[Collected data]
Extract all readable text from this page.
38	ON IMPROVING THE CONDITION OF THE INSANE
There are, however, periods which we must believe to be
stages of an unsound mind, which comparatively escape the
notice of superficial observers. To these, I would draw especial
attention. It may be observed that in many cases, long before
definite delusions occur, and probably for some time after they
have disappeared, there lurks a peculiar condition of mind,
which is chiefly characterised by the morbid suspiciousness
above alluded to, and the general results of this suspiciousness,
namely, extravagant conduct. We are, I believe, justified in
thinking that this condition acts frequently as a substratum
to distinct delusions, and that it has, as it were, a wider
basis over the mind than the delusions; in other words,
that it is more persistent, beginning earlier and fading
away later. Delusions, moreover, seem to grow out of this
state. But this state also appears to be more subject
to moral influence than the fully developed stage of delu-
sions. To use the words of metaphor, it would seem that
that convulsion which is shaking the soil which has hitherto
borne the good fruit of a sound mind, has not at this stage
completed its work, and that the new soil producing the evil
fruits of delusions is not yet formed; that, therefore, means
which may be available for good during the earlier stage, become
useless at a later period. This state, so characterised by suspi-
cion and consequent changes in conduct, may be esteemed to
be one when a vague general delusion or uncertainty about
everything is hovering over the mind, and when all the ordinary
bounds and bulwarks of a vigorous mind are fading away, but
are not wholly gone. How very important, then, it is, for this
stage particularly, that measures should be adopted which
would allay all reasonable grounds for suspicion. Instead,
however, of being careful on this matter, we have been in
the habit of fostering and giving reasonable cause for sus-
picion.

• **Task requirements**
Your task is to quote the listing above word for word.

• **Task response**
Extract all readable text from this page.
38	ON IMPROVING THE CONDITION OF THE INSANE
There are, however, periods which we must believe to be
stages of an unsound mind, which comparatively escape the
notice of superficial observers. To these, I would draw especial
attention. It may be observed that in many cases, long before
definite delusions occur, and probably for some time after they
have disappeared, there lurks a peculiar condition of mind,
which is chiefly characterised by the morbid suspiciousness
above alluded to, and the general results of this suspiciousness,
namely, extravagant conduct. We are, I believe, justified in
thinking that this condition acts frequently as a substratum
to distinct delusions, and that it has, as it were, a wider
basis over the mind than the delusions; in other words,
that it is more persistent, beginning earlier and fading
away later. Delusions, moreover, seem to grow out of this
state. But this state also appears to be more subject
to moral influence than the fully developed stage of delu-
sions. To use the words of metaphor, it would seem that
that convulsion which is shaking the soil which has hitherto
borne the good fruit of a sound mind, has not at this stage
completed its work, and that the new soil producing the evil
fruits of delusions is not yet formed; that, therefore, means
which may be available for good during the earlier stage, become
useless at a later period. This state, so characterised by suspi-
cion and consequent changes in conduct, may be esteemed to
be one when a vague general delusion or uncertainty about
everything is hovering over the mind, and when all the ordinary
bounds and bulwarks of a vigorous mind are fading away, but
are not wholly gone. How very important, then, it is, for this
stage particularly, that measures should be adopted which
would allay all reasonable grounds for suspicion. Instead,
however, of being careful on this matter, we have been in
the habit of fostering and giving reasonable cause for sus-
picion.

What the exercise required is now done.